What is expected
Read the lines that follow and pick out every one containing the word "exceeding".

---------- Excerpted records ----------

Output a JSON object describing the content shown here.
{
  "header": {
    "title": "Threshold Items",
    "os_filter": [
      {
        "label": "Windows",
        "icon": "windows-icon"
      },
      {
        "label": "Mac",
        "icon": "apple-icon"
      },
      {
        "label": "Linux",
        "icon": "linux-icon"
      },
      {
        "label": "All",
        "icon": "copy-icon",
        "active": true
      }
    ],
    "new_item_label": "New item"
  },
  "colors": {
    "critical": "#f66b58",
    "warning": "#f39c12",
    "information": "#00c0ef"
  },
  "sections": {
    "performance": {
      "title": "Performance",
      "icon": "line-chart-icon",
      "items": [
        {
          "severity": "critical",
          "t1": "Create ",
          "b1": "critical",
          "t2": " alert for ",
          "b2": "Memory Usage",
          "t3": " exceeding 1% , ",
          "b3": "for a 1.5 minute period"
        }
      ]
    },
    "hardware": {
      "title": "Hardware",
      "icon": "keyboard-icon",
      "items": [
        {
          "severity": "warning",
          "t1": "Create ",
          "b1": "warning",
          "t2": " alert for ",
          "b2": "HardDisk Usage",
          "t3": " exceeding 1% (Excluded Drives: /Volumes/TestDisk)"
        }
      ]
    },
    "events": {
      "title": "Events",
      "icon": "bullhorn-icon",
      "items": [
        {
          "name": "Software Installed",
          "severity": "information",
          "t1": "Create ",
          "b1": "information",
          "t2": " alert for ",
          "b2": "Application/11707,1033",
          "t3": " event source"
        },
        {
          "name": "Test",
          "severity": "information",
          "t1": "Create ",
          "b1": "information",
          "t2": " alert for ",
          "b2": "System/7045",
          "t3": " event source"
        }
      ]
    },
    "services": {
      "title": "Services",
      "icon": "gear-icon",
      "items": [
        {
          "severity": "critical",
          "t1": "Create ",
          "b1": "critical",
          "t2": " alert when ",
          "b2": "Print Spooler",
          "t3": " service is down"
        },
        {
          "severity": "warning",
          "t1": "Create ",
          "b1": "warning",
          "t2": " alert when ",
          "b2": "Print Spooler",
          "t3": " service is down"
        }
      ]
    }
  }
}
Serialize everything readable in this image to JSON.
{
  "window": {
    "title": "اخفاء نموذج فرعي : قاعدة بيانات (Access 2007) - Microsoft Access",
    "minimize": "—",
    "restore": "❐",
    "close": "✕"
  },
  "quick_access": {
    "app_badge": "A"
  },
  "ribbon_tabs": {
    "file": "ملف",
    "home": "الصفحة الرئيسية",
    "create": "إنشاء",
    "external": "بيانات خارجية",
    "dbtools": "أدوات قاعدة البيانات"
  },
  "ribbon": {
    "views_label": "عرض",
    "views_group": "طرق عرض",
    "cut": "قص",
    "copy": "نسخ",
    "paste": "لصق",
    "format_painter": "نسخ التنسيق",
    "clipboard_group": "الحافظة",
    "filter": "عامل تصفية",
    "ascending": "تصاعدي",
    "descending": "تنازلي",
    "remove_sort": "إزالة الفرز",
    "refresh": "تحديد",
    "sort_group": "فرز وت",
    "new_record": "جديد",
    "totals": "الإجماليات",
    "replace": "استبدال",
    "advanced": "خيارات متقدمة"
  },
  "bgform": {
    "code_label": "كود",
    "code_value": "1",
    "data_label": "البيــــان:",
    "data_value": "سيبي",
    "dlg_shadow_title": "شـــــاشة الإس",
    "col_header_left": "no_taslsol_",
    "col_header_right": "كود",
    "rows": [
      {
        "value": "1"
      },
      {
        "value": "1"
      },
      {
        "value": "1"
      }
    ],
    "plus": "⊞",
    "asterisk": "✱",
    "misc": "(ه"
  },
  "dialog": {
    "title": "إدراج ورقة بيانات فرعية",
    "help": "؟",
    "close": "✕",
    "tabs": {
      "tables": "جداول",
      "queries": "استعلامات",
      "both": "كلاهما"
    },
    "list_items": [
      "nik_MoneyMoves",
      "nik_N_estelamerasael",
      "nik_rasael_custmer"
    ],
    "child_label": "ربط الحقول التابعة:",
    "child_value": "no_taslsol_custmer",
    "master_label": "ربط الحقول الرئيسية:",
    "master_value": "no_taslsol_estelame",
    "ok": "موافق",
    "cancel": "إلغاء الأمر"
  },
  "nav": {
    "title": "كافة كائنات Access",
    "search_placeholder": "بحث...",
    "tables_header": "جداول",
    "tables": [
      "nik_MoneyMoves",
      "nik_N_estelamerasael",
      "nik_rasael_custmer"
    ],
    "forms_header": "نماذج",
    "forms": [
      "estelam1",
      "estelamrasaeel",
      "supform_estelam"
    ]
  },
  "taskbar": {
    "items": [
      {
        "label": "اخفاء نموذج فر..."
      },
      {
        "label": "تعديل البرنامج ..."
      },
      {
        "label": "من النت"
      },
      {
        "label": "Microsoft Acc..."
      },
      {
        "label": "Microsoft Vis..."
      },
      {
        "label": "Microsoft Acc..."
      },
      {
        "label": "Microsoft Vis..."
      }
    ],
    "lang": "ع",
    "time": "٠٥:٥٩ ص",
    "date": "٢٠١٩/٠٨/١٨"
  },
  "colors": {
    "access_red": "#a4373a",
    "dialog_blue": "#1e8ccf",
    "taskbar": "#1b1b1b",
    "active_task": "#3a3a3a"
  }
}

----------

Exercise response
          "t3": " exceeding 1% , ",
          "t3": " exceeding 1% (Excluded Drives: /Volumes/TestDisk)"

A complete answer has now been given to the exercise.